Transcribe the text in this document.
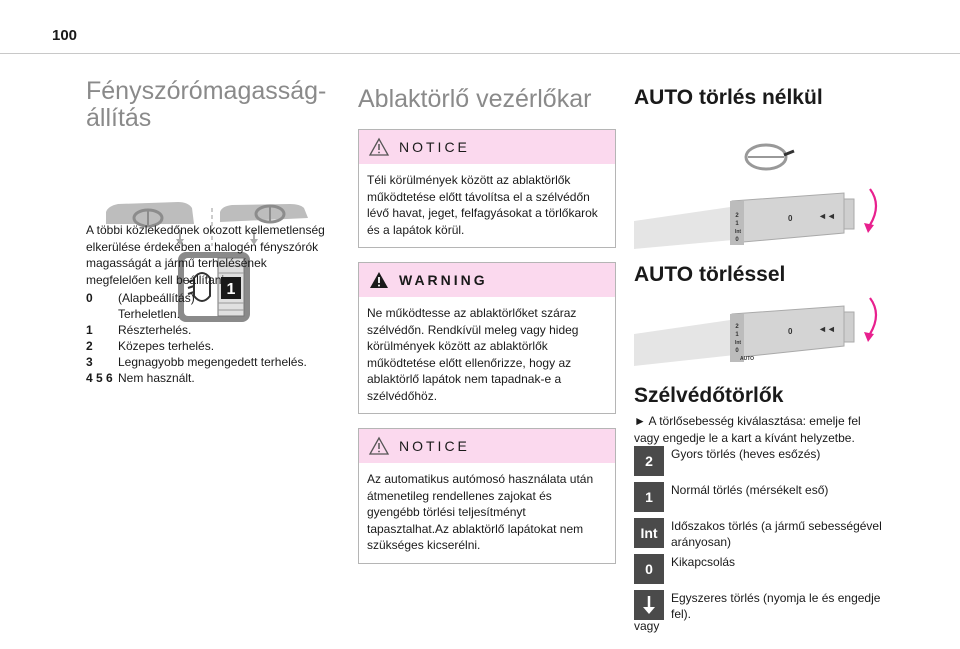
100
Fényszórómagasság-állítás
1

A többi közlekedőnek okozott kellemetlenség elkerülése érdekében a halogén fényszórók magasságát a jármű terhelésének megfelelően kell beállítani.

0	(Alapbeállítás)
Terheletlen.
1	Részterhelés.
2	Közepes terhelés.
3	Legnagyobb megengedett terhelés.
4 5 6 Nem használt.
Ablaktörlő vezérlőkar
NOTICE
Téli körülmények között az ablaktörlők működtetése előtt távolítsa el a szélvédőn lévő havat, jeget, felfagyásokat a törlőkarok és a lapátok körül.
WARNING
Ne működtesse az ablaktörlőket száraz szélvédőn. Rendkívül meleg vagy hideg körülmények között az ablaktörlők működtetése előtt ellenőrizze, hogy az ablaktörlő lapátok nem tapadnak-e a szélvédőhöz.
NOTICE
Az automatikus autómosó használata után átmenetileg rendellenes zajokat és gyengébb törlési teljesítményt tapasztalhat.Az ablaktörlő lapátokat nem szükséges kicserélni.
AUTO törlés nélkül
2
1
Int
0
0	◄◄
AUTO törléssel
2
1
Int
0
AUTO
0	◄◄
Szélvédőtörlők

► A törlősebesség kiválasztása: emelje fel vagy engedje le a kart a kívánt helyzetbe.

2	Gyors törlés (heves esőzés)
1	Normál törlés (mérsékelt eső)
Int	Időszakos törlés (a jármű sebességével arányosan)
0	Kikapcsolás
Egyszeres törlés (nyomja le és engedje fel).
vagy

--*--

• **PROMPT**: Show each line in the entries that holds the string "engedje".

• **FULL SOLUTION**:
► A törlősebesség kiválasztása: emelje fel vagy engedje le a kart a kívánt helyzetbe.
Egyszeres törlés (nyomja le és engedje fel).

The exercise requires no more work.